▸ **Objective 1**
In the snow tire thread, condense the paragraph that begins "I have an 02 Chevy" into a short bulleted list that keeps its main facts.

▸ **Source**
# Best snow tires?



## brimfield (Jan 2, 2009)

I have an 02 Chevy 3/4 ton with an 8' fisher plow, and for ballast I have an old v8 block and a large flat rock I put in with a loader. I have a 1/4 mile driveway from hell and my tires just plain suck for plowing. In previous years I left the truck in the driveway with v chains all winter. That was great but I never drive it out until spring. This year I need it to go to work so chains are out of the picture. . My current tires are 265/70 wild spirit made by cooper tire. In reading a blog on tire buyer I found out my tires are not true snow tires, they are a winter/all terrain. I need snow tires not all season tires. Any brands to recommend to buy or not to buy?


----------



## leolkfrm (Mar 11, 2010)

i would go to the cooper store and ask them for a set of snow tires

counter weight of 500#s would held, weight needs to be concentrated behind wheel well to be most efficient


----------



## Philbilly2 (Aug 25, 2007)




----------



## seville009 (Sep 9, 2002)

If your driveway isn’t paved, I’d go with a winter tire with deep lugs vs a road winter tire for packed snow that is relatively smooth and just has alot of siping. I use Duratracs on my plow truck and Cooper M&S on my daily driver.

▸ **Objective 2**
In the records, starting at the line containing "forward-arrow-icon[interactable] xyxy=(738,708,760,729)" and ending at the line containing "text-caret xyxy=(460,448,461,465)", swap "interactable" for "clickable" and give those lines again with nothing else changed.

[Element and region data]

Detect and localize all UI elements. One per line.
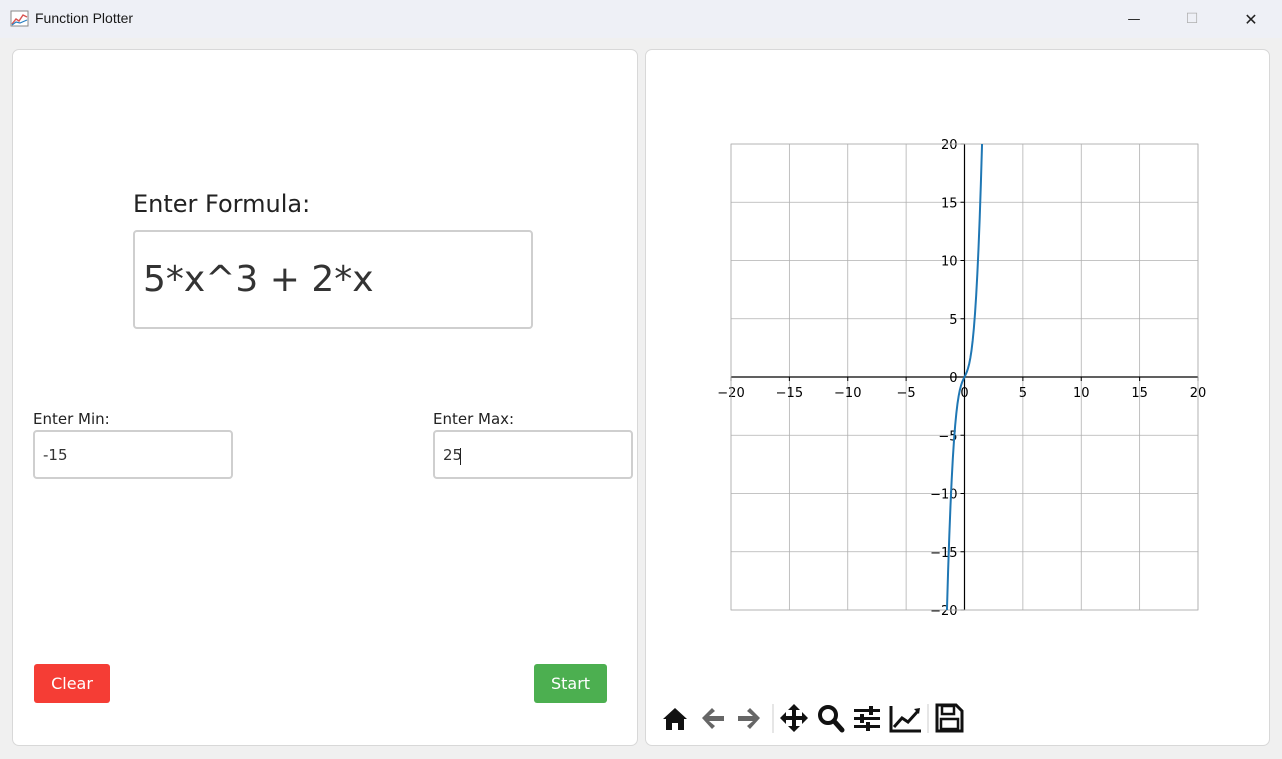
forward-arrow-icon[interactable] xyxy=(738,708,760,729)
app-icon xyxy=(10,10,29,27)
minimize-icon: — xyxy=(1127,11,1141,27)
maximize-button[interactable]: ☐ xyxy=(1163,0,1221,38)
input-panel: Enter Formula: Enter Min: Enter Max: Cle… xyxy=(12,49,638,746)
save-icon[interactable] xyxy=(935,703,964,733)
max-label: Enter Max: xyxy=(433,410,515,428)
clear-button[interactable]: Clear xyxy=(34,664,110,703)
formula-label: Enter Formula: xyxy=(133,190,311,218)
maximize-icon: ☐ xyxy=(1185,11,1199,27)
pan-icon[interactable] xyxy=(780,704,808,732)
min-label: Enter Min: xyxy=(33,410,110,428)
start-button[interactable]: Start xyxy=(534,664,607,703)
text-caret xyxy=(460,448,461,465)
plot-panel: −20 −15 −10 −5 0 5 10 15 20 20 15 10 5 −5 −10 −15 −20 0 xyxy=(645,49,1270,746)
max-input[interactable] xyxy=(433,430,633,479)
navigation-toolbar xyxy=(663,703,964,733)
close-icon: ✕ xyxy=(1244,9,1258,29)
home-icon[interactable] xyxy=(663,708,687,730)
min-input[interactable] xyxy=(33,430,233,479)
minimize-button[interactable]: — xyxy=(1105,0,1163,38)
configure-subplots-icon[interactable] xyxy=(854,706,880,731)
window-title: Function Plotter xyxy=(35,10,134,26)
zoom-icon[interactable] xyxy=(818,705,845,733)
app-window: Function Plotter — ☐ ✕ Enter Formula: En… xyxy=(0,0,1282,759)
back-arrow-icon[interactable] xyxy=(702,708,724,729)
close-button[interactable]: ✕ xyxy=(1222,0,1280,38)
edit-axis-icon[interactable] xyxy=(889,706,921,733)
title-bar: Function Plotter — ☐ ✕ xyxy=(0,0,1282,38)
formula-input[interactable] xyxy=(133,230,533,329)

--

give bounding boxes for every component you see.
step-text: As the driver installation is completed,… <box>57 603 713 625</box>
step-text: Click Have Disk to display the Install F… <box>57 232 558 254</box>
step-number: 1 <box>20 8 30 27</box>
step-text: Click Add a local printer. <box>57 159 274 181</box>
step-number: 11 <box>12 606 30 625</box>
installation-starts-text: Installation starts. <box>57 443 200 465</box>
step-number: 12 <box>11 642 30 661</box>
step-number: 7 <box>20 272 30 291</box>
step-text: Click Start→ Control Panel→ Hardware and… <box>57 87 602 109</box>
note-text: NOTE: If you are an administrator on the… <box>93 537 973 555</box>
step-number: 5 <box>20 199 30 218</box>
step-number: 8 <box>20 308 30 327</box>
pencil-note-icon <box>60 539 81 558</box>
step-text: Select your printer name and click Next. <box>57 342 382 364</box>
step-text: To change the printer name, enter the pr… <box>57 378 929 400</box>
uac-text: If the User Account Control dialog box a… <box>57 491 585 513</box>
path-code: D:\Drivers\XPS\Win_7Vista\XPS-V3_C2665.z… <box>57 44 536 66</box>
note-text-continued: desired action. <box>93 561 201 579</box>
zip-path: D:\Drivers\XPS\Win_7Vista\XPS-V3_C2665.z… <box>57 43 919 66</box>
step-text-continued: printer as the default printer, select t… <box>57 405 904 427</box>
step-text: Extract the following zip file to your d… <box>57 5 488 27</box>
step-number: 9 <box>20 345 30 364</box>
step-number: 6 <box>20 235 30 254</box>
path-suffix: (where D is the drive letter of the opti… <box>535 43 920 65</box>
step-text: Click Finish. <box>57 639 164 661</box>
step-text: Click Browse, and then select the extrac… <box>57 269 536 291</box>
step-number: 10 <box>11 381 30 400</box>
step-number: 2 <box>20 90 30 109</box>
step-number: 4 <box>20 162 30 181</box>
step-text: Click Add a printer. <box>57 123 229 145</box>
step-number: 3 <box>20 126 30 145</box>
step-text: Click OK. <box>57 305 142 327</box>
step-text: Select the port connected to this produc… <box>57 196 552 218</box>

▸ **Correct response 1**
- Truck: 02 Chevy 3/4 ton with an 8' Fisher plow; ballast is an old V8 block plus a large flat rock loaded in with a loader.
- Driveway: 1/4 mile and very hard to plow; the current tires perform poorly there.
- Past winters: the truck stayed in the driveway all season on V chains and wasn't driven out until spring.
- This year: the truck is needed for commuting to work, so chains aren't an option.
- Current tires: 265/70 Wild Spirit by Cooper Tire, which turned out to be winter/all-terrain tires rather than true snow tires.
- Request: recommendations on snow tire brands to buy or avoid.

▸ **Correct response 2**
forward-arrow-icon[clickable] xyxy=(738,708,760,729)
app-icon xyxy=(10,10,29,27)
minimize-icon: — xyxy=(1127,11,1141,27)
maximize-button[clickable]: ☐ xyxy=(1163,0,1221,38)
input-panel: Enter Formula: Enter Min: Enter Max: Cle… xyxy=(12,49,638,746)
save-icon[clickable] xyxy=(935,703,964,733)
max-label: Enter Max: xyxy=(433,410,515,428)
clear-button[clickable]: Clear xyxy=(34,664,110,703)
formula-label: Enter Formula: xyxy=(133,190,311,218)
maximize-icon: ☐ xyxy=(1185,11,1199,27)
pan-icon[clickable] xyxy=(780,704,808,732)
min-label: Enter Min: xyxy=(33,410,110,428)
start-button[clickable]: Start xyxy=(534,664,607,703)
text-caret xyxy=(460,448,461,465)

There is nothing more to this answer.